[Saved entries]
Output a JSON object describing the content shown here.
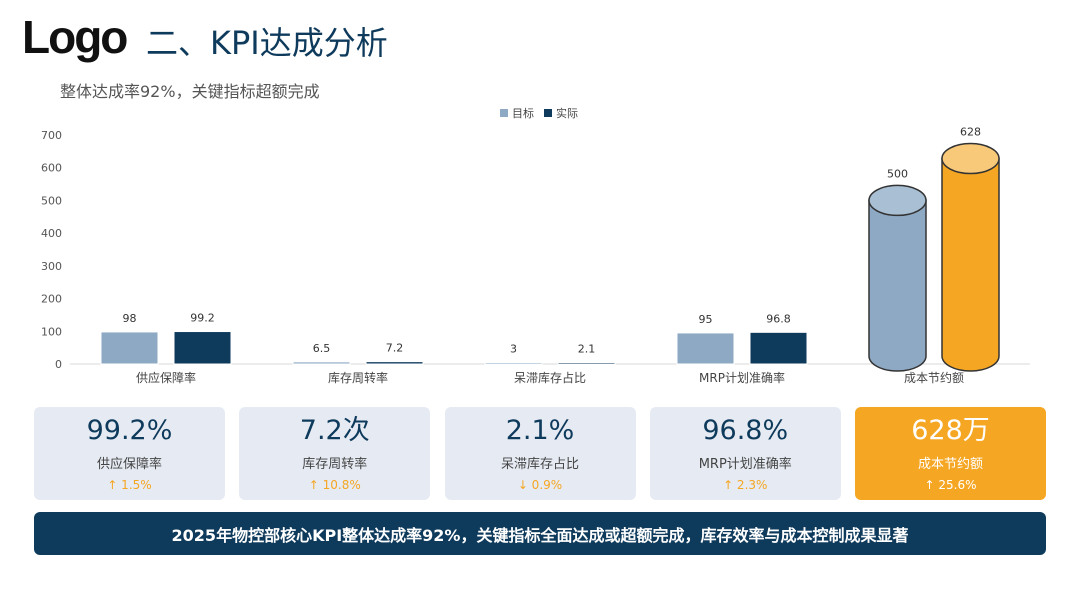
{
  "header": {
    "logo": "Logo",
    "title": "二、KPI达成分析",
    "subtitle": "整体达成率92%，关键指标超额完成"
  },
  "chart_data": {
    "type": "bar",
    "categories": [
      "供应保障率",
      "库存周转率",
      "呆滞库存占比",
      "MRP计划准确率",
      "成本节约额"
    ],
    "series": [
      {
        "name": "目标",
        "values": [
          98,
          6.5,
          3,
          95,
          500
        ]
      },
      {
        "name": "实际",
        "values": [
          99.2,
          7.2,
          2.1,
          96.8,
          628
        ]
      }
    ],
    "title": "",
    "xlabel": "",
    "ylabel": "",
    "ylim": [
      0,
      700
    ],
    "yticks": [
      0,
      100,
      200,
      300,
      400,
      500,
      600,
      700
    ],
    "legend": "top-center",
    "grid": false,
    "colors": {
      "target": "#8ea9c4",
      "actual": "#0e3a5c",
      "highlight_target": "#8ea9c4",
      "highlight_actual": "#f5a623"
    }
  },
  "kpis": [
    {
      "value": "99.2%",
      "label": "供应保障率",
      "change": "↑ 1.5%"
    },
    {
      "value": "7.2次",
      "label": "库存周转率",
      "change": "↑ 10.8%"
    },
    {
      "value": "2.1%",
      "label": "呆滞库存占比",
      "change": "↓ 0.9%"
    },
    {
      "value": "96.8%",
      "label": "MRP计划准确率",
      "change": "↑ 2.3%"
    },
    {
      "value": "628万",
      "label": "成本节约额",
      "change": "↑ 25.6%"
    }
  ],
  "banner": "2025年物控部核心KPI整体达成率92%，关键指标全面达成或超额完成，库存效率与成本控制成果显著"
}
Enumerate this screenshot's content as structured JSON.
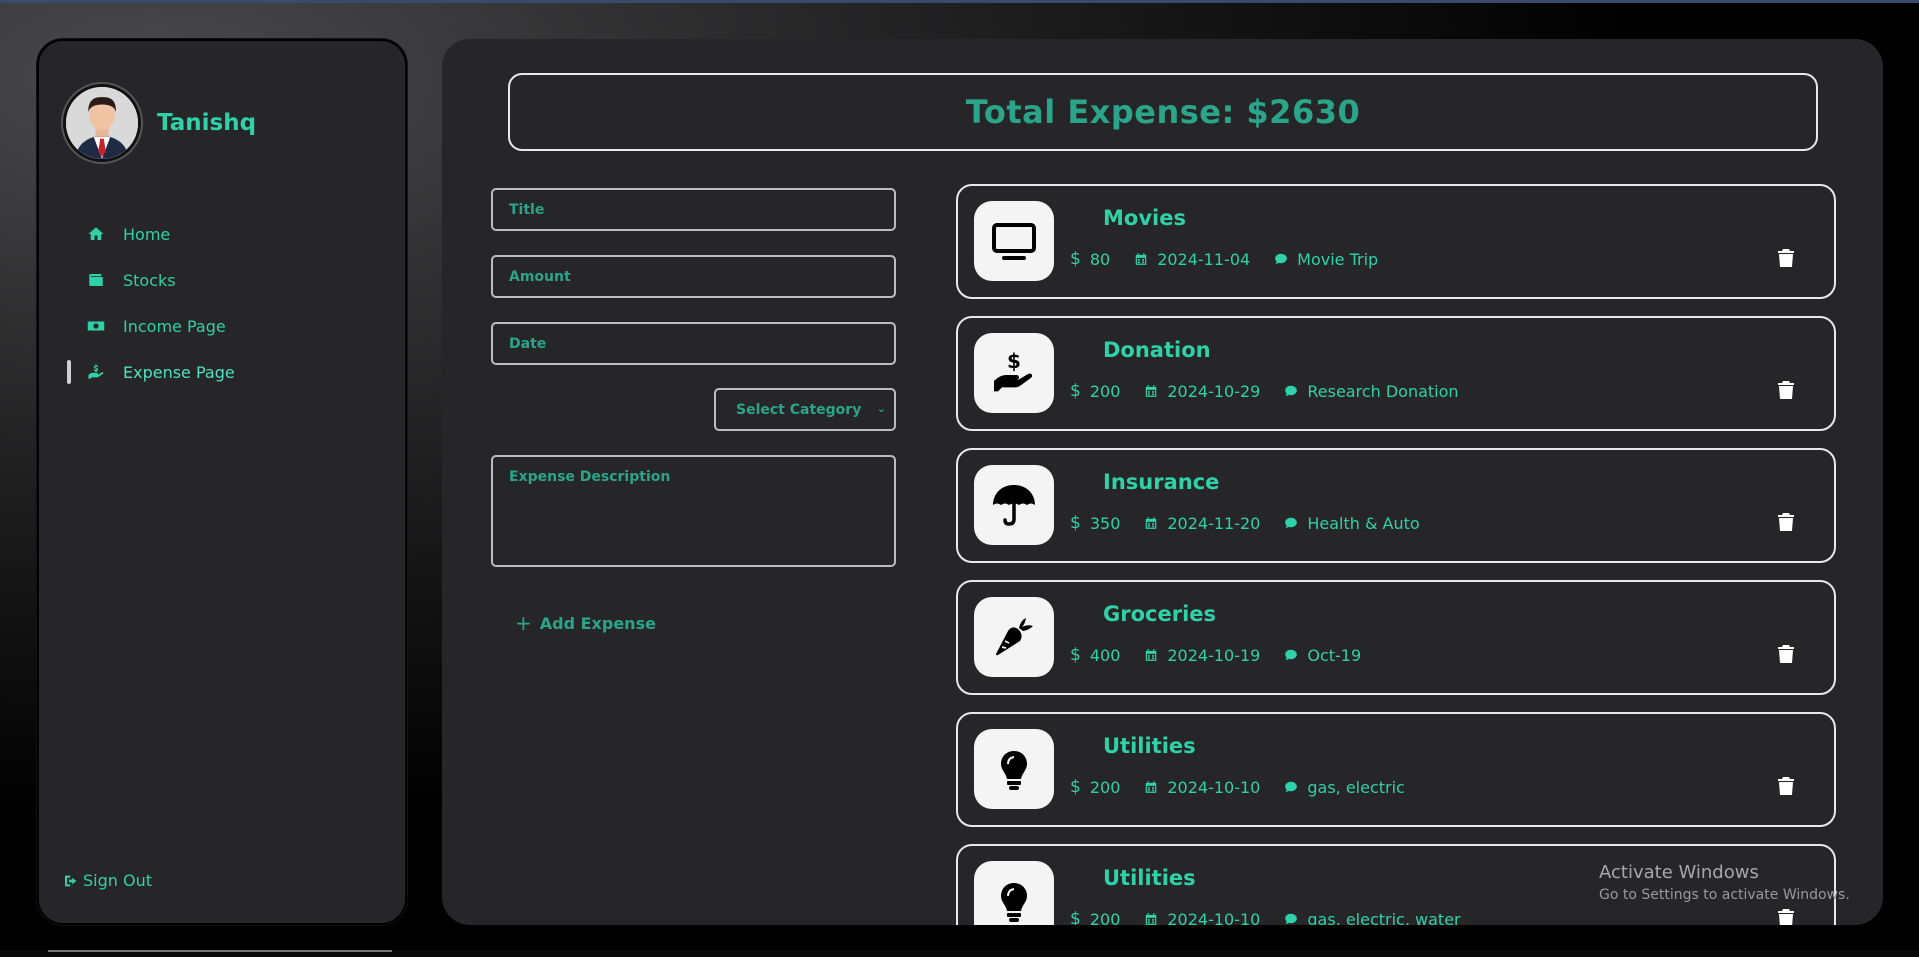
{
  "user": {
    "name": "Tanishq"
  },
  "nav": [
    {
      "label": "Home",
      "icon": "home-icon",
      "active": false
    },
    {
      "label": "Stocks",
      "icon": "wallet-icon",
      "active": false
    },
    {
      "label": "Income Page",
      "icon": "money-bill-icon",
      "active": false
    },
    {
      "label": "Expense Page",
      "icon": "hand-holding-dollar-icon",
      "active": true
    }
  ],
  "signout": {
    "label": "Sign Out"
  },
  "total": {
    "label": "Total Expense: $2630"
  },
  "form": {
    "title_placeholder": "Title",
    "amount_placeholder": "Amount",
    "date_placeholder": "Date",
    "category_selected": "Select Category",
    "description_placeholder": "Expense Description",
    "add_label": "Add Expense"
  },
  "expenses": [
    {
      "title": "Movies",
      "amount": "80",
      "date": "2024-11-04",
      "note": "Movie Trip",
      "icon": "tv-icon"
    },
    {
      "title": "Donation",
      "amount": "200",
      "date": "2024-10-29",
      "note": "Research Donation",
      "icon": "hand-holding-dollar-icon"
    },
    {
      "title": "Insurance",
      "amount": "350",
      "date": "2024-11-20",
      "note": "Health & Auto",
      "icon": "umbrella-icon"
    },
    {
      "title": "Groceries",
      "amount": "400",
      "date": "2024-10-19",
      "note": "Oct-19",
      "icon": "carrot-icon"
    },
    {
      "title": "Utilities",
      "amount": "200",
      "date": "2024-10-10",
      "note": "gas, electric",
      "icon": "lightbulb-icon"
    },
    {
      "title": "Utilities",
      "amount": "200",
      "date": "2024-10-10",
      "note": "gas, electric, water",
      "icon": "lightbulb-icon"
    }
  ],
  "watermark": {
    "line1": "Activate Windows",
    "line2": "Go to Settings to activate Windows."
  },
  "colors": {
    "accent": "#2fd1a8",
    "accent_dim": "#2aa58a",
    "panel": "#262628",
    "border": "#e8e8e8"
  }
}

Prompt - Write the records out again in full, exactly, and skip every picture.

Answer to this problem -
Output a JSON object describing the content shown here.
{
  "header": {
    "logo": "Logo",
    "title": "二、KPI达成分析",
    "subtitle": "整体达成率92%，关键指标超额完成"
  },
  "chart_data": {
    "type": "bar",
    "categories": [
      "供应保障率",
      "库存周转率",
      "呆滞库存占比",
      "MRP计划准确率",
      "成本节约额"
    ],
    "series": [
      {
        "name": "目标",
        "values": [
          98,
          6.5,
          3,
          95,
          500
        ]
      },
      {
        "name": "实际",
        "values": [
          99.2,
          7.2,
          2.1,
          96.8,
          628
        ]
      }
    ],
    "title": "",
    "xlabel": "",
    "ylabel": "",
    "ylim": [
      0,
      700
    ],
    "yticks": [
      0,
      100,
      200,
      300,
      400,
      500,
      600,
      700
    ],
    "legend": "top-center",
    "grid": false,
    "colors": {
      "target": "#8ea9c4",
      "actual": "#0e3a5c",
      "highlight_target": "#8ea9c4",
      "highlight_actual": "#f5a623"
    }
  },
  "kpis": [
    {
      "value": "99.2%",
      "label": "供应保障率",
      "change": "↑ 1.5%"
    },
    {
      "value": "7.2次",
      "label": "库存周转率",
      "change": "↑ 10.8%"
    },
    {
      "value": "2.1%",
      "label": "呆滞库存占比",
      "change": "↓ 0.9%"
    },
    {
      "value": "96.8%",
      "label": "MRP计划准确率",
      "change": "↑ 2.3%"
    },
    {
      "value": "628万",
      "label": "成本节约额",
      "change": "↑ 25.6%"
    }
  ],
  "banner": "2025年物控部核心KPI整体达成率92%，关键指标全面达成或超额完成，库存效率与成本控制成果显著"
}
Enumerate this screenshot's content as structured JSON.
{
  "user": {
    "name": "Tanishq"
  },
  "nav": [
    {
      "label": "Home",
      "icon": "home-icon",
      "active": false
    },
    {
      "label": "Stocks",
      "icon": "wallet-icon",
      "active": false
    },
    {
      "label": "Income Page",
      "icon": "money-bill-icon",
      "active": false
    },
    {
      "label": "Expense Page",
      "icon": "hand-holding-dollar-icon",
      "active": true
    }
  ],
  "signout": {
    "label": "Sign Out"
  },
  "total": {
    "label": "Total Expense: $2630"
  },
  "form": {
    "title_placeholder": "Title",
    "amount_placeholder": "Amount",
    "date_placeholder": "Date",
    "category_selected": "Select Category",
    "description_placeholder": "Expense Description",
    "add_label": "Add Expense"
  },
  "expenses": [
    {
      "title": "Movies",
      "amount": "80",
      "date": "2024-11-04",
      "note": "Movie Trip",
      "icon": "tv-icon"
    },
    {
      "title": "Donation",
      "amount": "200",
      "date": "2024-10-29",
      "note": "Research Donation",
      "icon": "hand-holding-dollar-icon"
    },
    {
      "title": "Insurance",
      "amount": "350",
      "date": "2024-11-20",
      "note": "Health & Auto",
      "icon": "umbrella-icon"
    },
    {
      "title": "Groceries",
      "amount": "400",
      "date": "2024-10-19",
      "note": "Oct-19",
      "icon": "carrot-icon"
    },
    {
      "title": "Utilities",
      "amount": "200",
      "date": "2024-10-10",
      "note": "gas, electric",
      "icon": "lightbulb-icon"
    },
    {
      "title": "Utilities",
      "amount": "200",
      "date": "2024-10-10",
      "note": "gas, electric, water",
      "icon": "lightbulb-icon"
    }
  ],
  "watermark": {
    "line1": "Activate Windows",
    "line2": "Go to Settings to activate Windows."
  },
  "colors": {
    "accent": "#2fd1a8",
    "accent_dim": "#2aa58a",
    "panel": "#262628",
    "border": "#e8e8e8"
  }
}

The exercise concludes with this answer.